Aim of the exercise
Each line that follows should be printed again exactly as it stands.

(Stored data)
● ● ●

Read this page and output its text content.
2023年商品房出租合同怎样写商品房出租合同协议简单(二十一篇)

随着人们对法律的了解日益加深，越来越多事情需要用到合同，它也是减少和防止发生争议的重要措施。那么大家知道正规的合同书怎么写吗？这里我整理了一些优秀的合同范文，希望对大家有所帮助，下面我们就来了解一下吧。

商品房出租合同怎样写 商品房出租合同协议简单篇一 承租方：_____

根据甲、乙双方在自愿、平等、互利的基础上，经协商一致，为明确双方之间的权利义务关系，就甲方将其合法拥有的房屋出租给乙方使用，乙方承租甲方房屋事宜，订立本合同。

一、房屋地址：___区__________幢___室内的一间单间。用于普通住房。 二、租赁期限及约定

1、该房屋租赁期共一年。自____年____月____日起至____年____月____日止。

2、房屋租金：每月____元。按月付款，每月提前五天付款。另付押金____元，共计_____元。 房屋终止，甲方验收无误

● ● ●

The response
Read this page and output its text content.
2023年商品房出租合同怎样写商品房出租合同协议简单(二十一篇)

随着人们对法律的了解日益加深，越来越多事情需要用到合同，它也是减少和防止发生争议的重要措施。那么大家知道正规的合同书怎么写吗？这里我整理了一些优秀的合同范文，希望对大家有所帮助，下面我们就来了解一下吧。

商品房出租合同怎样写 商品房出租合同协议简单篇一 承租方：_____

根据甲、乙双方在自愿、平等、互利的基础上，经协商一致，为明确双方之间的权利义务关系，就甲方将其合法拥有的房屋出租给乙方使用，乙方承租甲方房屋事宜，订立本合同。

一、房屋地址：___区__________幢___室内的一间单间。用于普通住房。 二、租赁期限及约定

1、该房屋租赁期共一年。自____年____月____日起至____年____月____日止。

2、房屋租金：每月____元。按月付款，每月提前五天付款。另付押金____元，共计_____元。 房屋终止，甲方验收无误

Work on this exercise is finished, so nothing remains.